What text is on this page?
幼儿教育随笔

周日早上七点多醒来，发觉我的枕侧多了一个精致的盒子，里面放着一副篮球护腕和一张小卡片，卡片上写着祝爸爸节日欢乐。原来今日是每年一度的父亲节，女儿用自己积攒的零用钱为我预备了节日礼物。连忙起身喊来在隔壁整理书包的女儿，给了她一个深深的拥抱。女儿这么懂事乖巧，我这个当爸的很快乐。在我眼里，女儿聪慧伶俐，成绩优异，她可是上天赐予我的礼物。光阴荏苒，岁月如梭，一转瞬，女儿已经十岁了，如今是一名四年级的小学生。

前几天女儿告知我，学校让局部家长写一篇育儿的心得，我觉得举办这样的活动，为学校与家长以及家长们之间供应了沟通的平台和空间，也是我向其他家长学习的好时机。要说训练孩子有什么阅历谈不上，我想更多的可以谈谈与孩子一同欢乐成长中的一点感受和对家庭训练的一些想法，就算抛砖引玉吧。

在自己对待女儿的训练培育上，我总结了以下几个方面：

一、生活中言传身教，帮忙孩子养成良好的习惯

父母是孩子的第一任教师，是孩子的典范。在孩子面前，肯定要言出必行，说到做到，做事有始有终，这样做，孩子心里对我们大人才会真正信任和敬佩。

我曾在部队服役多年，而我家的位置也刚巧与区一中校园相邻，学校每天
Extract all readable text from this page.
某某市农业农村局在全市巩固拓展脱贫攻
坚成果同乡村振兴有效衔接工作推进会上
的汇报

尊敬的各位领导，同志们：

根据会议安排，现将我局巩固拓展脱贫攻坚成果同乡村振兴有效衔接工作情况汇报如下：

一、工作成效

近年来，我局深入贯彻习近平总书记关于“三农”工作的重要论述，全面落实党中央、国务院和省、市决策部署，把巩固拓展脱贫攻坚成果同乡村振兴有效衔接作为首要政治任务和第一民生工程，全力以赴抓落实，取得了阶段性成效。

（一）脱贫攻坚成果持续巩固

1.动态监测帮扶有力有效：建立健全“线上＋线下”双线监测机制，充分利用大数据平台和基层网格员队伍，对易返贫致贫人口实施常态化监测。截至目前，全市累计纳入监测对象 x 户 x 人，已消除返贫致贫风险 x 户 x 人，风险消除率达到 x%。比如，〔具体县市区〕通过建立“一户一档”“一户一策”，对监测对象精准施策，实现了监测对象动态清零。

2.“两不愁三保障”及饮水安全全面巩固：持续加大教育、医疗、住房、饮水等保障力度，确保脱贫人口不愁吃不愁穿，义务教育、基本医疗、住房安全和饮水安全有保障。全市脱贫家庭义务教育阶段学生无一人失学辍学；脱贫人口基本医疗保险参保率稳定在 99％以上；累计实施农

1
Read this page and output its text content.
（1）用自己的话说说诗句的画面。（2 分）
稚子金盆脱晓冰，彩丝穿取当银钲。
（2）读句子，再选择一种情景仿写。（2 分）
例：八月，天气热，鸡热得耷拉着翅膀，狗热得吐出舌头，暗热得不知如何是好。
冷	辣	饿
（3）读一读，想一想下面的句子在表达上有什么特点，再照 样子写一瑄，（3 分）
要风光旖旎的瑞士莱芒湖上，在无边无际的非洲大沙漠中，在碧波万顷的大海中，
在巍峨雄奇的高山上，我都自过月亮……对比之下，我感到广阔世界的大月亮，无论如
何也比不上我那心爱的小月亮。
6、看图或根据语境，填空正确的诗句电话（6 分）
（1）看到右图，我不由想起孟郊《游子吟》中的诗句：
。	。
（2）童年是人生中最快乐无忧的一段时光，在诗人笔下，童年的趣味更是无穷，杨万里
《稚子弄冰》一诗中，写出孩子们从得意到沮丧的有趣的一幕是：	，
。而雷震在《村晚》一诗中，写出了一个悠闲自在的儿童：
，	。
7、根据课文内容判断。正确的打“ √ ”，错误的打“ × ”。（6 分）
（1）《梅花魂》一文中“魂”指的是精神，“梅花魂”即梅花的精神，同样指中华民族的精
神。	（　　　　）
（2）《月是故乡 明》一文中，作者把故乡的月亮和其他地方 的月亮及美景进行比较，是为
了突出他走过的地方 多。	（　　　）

......

▶ [Task requirements] State the number of lines in the records that contain the string "text", and nothing more.

▶ [Answer for the task] 3